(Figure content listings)
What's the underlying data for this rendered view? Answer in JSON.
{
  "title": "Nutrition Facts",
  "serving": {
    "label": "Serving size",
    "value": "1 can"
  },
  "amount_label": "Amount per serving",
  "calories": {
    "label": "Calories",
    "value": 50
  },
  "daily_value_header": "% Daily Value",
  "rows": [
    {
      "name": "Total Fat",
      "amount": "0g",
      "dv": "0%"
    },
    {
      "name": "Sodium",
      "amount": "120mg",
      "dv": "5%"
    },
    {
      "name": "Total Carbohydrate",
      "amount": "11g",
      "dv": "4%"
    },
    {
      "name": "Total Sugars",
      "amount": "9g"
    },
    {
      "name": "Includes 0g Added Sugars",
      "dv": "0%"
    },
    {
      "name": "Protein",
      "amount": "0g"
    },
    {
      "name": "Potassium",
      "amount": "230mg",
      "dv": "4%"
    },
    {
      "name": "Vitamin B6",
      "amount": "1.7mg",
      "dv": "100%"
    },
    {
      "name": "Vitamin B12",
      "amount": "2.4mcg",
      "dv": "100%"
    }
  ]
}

* **EXERCISE OBJECTIVE**
Copy every record verbatim.

* **ANSWER FOR THIS EXERCISE**
What's the underlying data for this rendered view? Answer in JSON.
{
  "title": "Nutrition Facts",
  "serving": {
    "label": "Serving size",
    "value": "1 can"
  },
  "amount_label": "Amount per serving",
  "calories": {
    "label": "Calories",
    "value": 50
  },
  "daily_value_header": "% Daily Value",
  "rows": [
    {
      "name": "Total Fat",
      "amount": "0g",
      "dv": "0%"
    },
    {
      "name": "Sodium",
      "amount": "120mg",
      "dv": "5%"
    },
    {
      "name": "Total Carbohydrate",
      "amount": "11g",
      "dv": "4%"
    },
    {
      "name": "Total Sugars",
      "amount": "9g"
    },
    {
      "name": "Includes 0g Added Sugars",
      "dv": "0%"
    },
    {
      "name": "Protein",
      "amount": "0g"
    },
    {
      "name": "Potassium",
      "amount": "230mg",
      "dv": "4%"
    },
    {
      "name": "Vitamin B6",
      "amount": "1.7mg",
      "dv": "100%"
    },
    {
      "name": "Vitamin B12",
      "amount": "2.4mcg",
      "dv": "100%"
    }
  ]
}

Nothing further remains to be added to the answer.